• _TASK DETAILS_: From the listing below, pull out all lines with "quiz" in them.

━━━━━━━━━━━━━━━━━━━━

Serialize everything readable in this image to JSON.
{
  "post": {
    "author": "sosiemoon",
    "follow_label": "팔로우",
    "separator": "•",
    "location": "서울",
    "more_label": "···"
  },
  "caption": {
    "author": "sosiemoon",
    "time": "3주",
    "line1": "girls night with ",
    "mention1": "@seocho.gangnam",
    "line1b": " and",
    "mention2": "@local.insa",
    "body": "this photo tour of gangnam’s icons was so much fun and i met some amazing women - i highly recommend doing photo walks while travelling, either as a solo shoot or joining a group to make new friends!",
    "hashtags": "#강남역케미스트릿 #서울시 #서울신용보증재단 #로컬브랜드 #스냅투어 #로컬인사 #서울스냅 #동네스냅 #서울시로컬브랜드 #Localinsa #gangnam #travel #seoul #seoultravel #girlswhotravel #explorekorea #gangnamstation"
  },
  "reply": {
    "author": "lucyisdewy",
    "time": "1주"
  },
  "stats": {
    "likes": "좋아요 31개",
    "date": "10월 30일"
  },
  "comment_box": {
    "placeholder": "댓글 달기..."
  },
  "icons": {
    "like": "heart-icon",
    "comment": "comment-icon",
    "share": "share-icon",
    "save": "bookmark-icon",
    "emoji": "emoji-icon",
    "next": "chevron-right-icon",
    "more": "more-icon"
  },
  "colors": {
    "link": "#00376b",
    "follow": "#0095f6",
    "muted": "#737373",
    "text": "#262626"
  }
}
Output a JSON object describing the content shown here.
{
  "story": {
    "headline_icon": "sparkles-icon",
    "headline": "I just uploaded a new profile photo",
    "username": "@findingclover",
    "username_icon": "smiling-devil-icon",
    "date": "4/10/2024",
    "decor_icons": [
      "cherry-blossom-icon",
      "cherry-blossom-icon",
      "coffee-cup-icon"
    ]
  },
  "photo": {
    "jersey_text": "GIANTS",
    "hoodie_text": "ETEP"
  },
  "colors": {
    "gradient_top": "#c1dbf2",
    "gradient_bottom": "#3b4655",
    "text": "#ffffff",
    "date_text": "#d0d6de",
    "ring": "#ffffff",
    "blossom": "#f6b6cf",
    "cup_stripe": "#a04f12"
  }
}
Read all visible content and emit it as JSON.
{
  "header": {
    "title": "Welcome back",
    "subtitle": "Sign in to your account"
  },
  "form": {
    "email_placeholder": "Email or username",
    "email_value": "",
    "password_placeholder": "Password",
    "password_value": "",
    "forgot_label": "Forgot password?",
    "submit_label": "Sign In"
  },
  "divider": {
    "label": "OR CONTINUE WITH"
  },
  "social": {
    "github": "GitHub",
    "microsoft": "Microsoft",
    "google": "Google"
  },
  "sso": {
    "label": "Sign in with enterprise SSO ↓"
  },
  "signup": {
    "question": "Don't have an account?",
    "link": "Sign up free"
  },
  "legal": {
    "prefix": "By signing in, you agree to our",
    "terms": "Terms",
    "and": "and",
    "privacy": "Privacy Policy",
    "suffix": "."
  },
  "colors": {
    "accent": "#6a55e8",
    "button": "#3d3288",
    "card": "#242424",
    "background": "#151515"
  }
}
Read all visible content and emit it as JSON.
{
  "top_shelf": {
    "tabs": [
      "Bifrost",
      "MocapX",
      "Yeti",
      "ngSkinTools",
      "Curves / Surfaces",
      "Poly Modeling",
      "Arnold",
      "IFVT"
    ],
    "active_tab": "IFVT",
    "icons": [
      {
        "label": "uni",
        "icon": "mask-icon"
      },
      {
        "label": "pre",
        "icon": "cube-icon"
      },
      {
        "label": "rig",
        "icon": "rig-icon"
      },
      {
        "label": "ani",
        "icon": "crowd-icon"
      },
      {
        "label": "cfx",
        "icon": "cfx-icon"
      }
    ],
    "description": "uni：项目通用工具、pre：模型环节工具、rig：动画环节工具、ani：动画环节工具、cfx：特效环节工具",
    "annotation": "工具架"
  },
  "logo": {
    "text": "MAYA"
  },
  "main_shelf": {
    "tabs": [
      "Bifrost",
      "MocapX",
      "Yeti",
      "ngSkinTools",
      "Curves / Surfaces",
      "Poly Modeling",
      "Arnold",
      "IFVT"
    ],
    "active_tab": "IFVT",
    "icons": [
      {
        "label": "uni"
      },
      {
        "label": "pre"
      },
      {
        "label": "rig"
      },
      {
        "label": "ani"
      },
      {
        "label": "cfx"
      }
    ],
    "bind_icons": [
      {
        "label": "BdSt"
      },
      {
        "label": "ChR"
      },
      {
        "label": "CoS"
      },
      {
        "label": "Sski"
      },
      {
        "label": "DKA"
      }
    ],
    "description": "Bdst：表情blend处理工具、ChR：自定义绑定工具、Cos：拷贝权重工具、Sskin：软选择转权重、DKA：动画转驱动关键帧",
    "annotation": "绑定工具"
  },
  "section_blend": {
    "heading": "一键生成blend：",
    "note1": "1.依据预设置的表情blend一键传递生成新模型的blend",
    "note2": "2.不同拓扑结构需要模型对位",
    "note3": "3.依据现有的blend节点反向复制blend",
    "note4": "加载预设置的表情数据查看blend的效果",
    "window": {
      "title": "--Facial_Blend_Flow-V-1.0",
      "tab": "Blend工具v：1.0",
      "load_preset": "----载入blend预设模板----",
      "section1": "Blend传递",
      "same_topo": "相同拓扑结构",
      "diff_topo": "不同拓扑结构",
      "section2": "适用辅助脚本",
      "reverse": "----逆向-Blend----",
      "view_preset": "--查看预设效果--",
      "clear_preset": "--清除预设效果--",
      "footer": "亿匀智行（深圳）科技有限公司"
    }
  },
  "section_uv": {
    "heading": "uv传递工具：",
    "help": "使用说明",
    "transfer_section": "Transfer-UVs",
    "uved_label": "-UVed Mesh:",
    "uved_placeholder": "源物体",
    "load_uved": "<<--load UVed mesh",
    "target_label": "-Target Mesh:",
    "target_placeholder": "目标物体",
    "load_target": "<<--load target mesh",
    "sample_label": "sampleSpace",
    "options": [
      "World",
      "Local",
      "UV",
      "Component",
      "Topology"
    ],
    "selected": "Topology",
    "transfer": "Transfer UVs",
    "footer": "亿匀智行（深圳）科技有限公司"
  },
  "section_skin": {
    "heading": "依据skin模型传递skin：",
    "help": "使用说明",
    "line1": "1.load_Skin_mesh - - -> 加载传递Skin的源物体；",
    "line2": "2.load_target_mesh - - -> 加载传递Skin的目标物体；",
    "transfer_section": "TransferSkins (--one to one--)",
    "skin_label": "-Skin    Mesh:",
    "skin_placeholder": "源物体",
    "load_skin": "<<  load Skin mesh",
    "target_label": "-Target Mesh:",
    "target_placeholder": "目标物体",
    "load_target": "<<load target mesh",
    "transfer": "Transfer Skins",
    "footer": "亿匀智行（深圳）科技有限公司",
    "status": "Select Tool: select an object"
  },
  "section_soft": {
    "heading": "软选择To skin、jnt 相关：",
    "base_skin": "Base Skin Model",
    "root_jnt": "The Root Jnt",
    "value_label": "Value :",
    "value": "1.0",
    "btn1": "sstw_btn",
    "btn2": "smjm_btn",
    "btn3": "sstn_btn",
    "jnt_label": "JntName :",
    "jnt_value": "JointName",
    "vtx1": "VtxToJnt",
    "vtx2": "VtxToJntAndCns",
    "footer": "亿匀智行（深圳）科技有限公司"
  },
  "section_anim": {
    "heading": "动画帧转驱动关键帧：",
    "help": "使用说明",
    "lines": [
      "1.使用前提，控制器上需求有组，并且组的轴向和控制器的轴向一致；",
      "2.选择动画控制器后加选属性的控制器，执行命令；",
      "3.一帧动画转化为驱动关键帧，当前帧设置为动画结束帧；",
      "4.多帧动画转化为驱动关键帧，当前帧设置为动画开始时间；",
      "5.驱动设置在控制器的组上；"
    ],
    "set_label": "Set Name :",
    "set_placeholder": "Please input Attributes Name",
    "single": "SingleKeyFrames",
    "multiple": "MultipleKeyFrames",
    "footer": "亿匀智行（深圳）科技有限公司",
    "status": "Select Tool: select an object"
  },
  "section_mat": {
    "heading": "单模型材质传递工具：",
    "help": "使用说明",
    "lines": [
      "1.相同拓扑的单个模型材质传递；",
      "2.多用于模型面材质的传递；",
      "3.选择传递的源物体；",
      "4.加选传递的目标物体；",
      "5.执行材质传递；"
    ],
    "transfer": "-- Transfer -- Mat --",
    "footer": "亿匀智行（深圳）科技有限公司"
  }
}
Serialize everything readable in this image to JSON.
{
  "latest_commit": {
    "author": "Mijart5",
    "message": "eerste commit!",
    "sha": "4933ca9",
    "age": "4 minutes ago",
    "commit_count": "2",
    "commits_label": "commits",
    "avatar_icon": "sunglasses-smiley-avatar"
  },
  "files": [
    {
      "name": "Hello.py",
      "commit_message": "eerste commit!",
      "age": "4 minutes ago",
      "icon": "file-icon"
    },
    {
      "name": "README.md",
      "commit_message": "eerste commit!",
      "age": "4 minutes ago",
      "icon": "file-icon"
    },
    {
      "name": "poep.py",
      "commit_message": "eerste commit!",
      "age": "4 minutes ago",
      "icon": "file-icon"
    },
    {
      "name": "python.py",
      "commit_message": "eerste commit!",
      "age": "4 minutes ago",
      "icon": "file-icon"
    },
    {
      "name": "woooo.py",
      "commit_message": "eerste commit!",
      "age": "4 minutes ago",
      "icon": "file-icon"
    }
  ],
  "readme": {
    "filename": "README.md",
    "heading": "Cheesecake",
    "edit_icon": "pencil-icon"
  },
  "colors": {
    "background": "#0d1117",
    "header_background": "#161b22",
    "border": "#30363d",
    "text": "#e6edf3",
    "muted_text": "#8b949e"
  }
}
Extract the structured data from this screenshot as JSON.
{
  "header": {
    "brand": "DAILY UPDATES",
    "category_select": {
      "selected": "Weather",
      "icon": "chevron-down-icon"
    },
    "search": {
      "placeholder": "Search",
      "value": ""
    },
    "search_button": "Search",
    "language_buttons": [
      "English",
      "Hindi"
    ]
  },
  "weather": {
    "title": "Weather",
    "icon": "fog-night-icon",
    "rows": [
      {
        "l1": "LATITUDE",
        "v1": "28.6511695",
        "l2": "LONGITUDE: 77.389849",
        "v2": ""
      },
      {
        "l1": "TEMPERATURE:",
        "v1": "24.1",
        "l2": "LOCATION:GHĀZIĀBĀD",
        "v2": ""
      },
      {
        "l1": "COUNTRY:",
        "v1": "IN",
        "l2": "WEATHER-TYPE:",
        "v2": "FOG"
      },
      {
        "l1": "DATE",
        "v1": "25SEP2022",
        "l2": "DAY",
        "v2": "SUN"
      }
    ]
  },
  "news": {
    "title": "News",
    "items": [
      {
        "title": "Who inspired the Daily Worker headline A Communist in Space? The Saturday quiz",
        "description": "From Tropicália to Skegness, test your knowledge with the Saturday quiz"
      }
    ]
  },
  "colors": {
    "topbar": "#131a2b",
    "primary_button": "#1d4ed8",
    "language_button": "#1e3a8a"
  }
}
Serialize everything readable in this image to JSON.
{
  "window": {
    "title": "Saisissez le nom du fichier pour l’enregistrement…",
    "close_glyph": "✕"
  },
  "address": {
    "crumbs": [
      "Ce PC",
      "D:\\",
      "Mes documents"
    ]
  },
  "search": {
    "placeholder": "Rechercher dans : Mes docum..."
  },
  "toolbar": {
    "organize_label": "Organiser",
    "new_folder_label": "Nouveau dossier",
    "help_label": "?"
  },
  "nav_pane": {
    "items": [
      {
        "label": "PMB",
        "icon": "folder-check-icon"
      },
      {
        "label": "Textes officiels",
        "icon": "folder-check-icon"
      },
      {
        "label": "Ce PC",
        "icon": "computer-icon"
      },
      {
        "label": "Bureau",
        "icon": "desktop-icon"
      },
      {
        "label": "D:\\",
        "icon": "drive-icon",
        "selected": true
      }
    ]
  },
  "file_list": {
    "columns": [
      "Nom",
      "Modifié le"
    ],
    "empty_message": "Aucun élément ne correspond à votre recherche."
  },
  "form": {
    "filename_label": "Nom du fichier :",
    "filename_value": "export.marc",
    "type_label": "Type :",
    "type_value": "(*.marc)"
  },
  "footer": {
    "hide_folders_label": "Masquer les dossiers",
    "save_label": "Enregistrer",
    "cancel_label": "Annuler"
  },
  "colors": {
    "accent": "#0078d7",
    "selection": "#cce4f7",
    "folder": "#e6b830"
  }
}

━━━━━━━━━━━━━━━━━━━━

• _ANSWER TO THIS EXERCISE_:
        "title": "Who inspired the Daily Worker headline A Communist in Space? The Saturday quiz",
        "description": "From Tropicália to Skegness, test your knowledge with the Saturday quiz"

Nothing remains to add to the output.